Extracted data entries
-=-=-
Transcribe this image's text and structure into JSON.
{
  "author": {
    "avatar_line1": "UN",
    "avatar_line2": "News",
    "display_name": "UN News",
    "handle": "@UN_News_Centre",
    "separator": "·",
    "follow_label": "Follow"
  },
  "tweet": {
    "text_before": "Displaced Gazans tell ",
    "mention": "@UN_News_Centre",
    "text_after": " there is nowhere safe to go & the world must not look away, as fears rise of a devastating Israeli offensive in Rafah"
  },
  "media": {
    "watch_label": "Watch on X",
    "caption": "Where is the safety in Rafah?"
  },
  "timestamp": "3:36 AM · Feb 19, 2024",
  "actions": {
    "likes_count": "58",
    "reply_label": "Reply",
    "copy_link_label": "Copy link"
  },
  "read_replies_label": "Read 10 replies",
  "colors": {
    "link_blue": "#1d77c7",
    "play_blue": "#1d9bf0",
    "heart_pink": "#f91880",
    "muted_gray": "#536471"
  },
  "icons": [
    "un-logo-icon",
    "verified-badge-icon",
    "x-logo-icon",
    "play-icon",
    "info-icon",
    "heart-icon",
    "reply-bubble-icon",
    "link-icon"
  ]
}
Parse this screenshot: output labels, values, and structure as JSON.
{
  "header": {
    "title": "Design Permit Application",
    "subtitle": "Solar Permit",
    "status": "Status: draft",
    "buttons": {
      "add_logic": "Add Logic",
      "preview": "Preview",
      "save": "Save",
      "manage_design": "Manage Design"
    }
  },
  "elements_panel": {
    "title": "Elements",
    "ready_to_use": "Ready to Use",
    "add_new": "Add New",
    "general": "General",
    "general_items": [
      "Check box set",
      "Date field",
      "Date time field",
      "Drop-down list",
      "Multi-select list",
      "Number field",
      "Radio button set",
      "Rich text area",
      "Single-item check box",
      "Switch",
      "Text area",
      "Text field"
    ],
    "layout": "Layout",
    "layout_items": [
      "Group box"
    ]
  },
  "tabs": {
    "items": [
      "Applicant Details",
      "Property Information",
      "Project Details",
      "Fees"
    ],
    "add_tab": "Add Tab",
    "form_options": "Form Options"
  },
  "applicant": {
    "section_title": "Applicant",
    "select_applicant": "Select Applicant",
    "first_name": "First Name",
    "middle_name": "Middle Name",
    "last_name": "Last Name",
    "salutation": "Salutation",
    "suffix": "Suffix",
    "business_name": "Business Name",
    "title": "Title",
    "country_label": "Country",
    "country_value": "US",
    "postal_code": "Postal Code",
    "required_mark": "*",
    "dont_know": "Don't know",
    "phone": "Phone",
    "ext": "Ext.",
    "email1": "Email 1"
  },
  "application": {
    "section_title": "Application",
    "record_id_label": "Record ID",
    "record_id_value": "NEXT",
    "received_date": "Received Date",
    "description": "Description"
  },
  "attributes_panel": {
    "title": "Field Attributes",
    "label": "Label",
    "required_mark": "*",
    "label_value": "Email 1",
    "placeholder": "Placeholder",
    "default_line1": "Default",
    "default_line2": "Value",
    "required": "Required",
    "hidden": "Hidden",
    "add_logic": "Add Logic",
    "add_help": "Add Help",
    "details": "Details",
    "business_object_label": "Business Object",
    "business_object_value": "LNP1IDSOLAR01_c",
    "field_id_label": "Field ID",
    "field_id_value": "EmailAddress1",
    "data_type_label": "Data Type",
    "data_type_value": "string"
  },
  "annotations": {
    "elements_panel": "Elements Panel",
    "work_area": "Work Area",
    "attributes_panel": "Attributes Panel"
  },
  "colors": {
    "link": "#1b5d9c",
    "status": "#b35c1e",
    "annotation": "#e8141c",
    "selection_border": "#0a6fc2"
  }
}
-=-=-
Type out all of the material again, word for word.

Result of this exercise ▸
Transcribe this image's text and structure into JSON.
{
  "author": {
    "avatar_line1": "UN",
    "avatar_line2": "News",
    "display_name": "UN News",
    "handle": "@UN_News_Centre",
    "separator": "·",
    "follow_label": "Follow"
  },
  "tweet": {
    "text_before": "Displaced Gazans tell ",
    "mention": "@UN_News_Centre",
    "text_after": " there is nowhere safe to go & the world must not look away, as fears rise of a devastating Israeli offensive in Rafah"
  },
  "media": {
    "watch_label": "Watch on X",
    "caption": "Where is the safety in Rafah?"
  },
  "timestamp": "3:36 AM · Feb 19, 2024",
  "actions": {
    "likes_count": "58",
    "reply_label": "Reply",
    "copy_link_label": "Copy link"
  },
  "read_replies_label": "Read 10 replies",
  "colors": {
    "link_blue": "#1d77c7",
    "play_blue": "#1d9bf0",
    "heart_pink": "#f91880",
    "muted_gray": "#536471"
  },
  "icons": [
    "un-logo-icon",
    "verified-badge-icon",
    "x-logo-icon",
    "play-icon",
    "info-icon",
    "heart-icon",
    "reply-bubble-icon",
    "link-icon"
  ]
}
Parse this screenshot: output labels, values, and structure as JSON.
{
  "header": {
    "title": "Design Permit Application",
    "subtitle": "Solar Permit",
    "status": "Status: draft",
    "buttons": {
      "add_logic": "Add Logic",
      "preview": "Preview",
      "save": "Save",
      "manage_design": "Manage Design"
    }
  },
  "elements_panel": {
    "title": "Elements",
    "ready_to_use": "Ready to Use",
    "add_new": "Add New",
    "general": "General",
    "general_items": [
      "Check box set",
      "Date field",
      "Date time field",
      "Drop-down list",
      "Multi-select list",
      "Number field",
      "Radio button set",
      "Rich text area",
      "Single-item check box",
      "Switch",
      "Text area",
      "Text field"
    ],
    "layout": "Layout",
    "layout_items": [
      "Group box"
    ]
  },
  "tabs": {
    "items": [
      "Applicant Details",
      "Property Information",
      "Project Details",
      "Fees"
    ],
    "add_tab": "Add Tab",
    "form_options": "Form Options"
  },
  "applicant": {
    "section_title": "Applicant",
    "select_applicant": "Select Applicant",
    "first_name": "First Name",
    "middle_name": "Middle Name",
    "last_name": "Last Name",
    "salutation": "Salutation",
    "suffix": "Suffix",
    "business_name": "Business Name",
    "title": "Title",
    "country_label": "Country",
    "country_value": "US",
    "postal_code": "Postal Code",
    "required_mark": "*",
    "dont_know": "Don't know",
    "phone": "Phone",
    "ext": "Ext.",
    "email1": "Email 1"
  },
  "application": {
    "section_title": "Application",
    "record_id_label": "Record ID",
    "record_id_value": "NEXT",
    "received_date": "Received Date",
    "description": "Description"
  },
  "attributes_panel": {
    "title": "Field Attributes",
    "label": "Label",
    "required_mark": "*",
    "label_value": "Email 1",
    "placeholder": "Placeholder",
    "default_line1": "Default",
    "default_line2": "Value",
    "required": "Required",
    "hidden": "Hidden",
    "add_logic": "Add Logic",
    "add_help": "Add Help",
    "details": "Details",
    "business_object_label": "Business Object",
    "business_object_value": "LNP1IDSOLAR01_c",
    "field_id_label": "Field ID",
    "field_id_value": "EmailAddress1",
    "data_type_label": "Data Type",
    "data_type_value": "string"
  },
  "annotations": {
    "elements_panel": "Elements Panel",
    "work_area": "Work Area",
    "attributes_panel": "Attributes Panel"
  },
  "colors": {
    "link": "#1b5d9c",
    "status": "#b35c1e",
    "annotation": "#e8141c",
    "selection_border": "#0a6fc2"
  }
}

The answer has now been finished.